#### The data:

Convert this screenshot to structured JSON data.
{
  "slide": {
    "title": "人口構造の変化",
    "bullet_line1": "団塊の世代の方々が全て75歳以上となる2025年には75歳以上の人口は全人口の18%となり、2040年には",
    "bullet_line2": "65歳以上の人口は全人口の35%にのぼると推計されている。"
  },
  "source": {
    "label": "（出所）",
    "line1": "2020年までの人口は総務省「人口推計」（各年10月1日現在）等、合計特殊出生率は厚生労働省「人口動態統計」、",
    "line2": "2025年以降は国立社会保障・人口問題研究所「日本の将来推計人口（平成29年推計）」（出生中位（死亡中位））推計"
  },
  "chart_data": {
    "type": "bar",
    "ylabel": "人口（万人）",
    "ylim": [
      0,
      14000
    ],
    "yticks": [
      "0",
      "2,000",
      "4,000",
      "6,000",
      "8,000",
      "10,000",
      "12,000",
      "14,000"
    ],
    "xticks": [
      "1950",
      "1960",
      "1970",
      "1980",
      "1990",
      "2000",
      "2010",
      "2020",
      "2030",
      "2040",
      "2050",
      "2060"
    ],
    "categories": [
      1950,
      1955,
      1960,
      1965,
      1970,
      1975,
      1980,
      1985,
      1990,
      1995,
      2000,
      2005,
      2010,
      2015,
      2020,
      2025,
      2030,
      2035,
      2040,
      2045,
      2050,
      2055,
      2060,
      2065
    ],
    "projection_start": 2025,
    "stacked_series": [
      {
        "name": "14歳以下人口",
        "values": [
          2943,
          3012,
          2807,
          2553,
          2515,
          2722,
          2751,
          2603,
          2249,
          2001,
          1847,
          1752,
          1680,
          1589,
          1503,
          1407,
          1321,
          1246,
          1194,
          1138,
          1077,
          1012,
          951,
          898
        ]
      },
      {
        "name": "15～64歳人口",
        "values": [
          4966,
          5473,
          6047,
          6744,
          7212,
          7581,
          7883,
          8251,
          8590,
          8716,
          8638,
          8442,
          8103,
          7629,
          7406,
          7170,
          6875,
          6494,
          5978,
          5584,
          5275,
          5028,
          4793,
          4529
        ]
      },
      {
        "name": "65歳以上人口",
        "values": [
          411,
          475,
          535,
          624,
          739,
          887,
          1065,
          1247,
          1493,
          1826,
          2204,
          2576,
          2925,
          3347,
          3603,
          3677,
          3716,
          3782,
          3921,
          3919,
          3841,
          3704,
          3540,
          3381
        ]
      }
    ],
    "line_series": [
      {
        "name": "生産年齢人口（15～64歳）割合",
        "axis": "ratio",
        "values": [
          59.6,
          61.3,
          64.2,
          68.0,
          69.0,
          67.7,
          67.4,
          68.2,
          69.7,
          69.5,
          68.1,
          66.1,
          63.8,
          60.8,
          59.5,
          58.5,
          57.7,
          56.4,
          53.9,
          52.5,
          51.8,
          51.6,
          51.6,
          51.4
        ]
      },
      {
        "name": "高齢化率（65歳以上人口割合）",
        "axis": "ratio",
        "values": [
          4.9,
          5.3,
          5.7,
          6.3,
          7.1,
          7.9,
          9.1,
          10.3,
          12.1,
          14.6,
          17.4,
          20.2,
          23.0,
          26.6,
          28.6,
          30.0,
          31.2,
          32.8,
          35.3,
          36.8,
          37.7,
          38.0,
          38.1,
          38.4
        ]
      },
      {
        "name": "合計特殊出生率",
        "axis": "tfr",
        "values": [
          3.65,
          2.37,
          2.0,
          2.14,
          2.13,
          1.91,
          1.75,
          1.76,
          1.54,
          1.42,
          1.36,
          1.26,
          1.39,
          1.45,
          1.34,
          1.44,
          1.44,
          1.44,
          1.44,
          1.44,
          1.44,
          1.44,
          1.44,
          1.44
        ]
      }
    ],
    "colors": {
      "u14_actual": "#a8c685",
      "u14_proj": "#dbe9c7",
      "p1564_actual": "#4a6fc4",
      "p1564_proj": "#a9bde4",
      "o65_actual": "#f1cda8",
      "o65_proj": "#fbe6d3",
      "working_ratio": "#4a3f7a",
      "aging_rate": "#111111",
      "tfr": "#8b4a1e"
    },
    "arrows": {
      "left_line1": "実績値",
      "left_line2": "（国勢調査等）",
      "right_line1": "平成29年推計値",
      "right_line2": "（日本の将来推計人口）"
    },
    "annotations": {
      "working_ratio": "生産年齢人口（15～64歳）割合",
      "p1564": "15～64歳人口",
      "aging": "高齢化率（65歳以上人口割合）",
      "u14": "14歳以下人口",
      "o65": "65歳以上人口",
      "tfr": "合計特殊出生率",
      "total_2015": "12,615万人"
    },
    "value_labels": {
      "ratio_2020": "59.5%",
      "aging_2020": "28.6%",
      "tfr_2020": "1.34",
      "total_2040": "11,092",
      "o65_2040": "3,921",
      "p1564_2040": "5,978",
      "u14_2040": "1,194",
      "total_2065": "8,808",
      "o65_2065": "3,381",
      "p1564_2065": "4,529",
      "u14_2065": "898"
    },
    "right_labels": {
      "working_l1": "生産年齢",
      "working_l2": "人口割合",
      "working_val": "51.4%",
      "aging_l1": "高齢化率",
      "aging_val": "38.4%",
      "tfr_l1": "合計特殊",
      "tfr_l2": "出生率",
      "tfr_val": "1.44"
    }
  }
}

#### Given exercise:
Return all lines with the word "日本の将来推計人口" in them.

#### Finished answer:
    "line2": "2025年以降は国立社会保障・人口問題研究所「日本の将来推計人口（平成29年推計）」（出生中位（死亡中位））推計"
      "right_line2": "（日本の将来推計人口）"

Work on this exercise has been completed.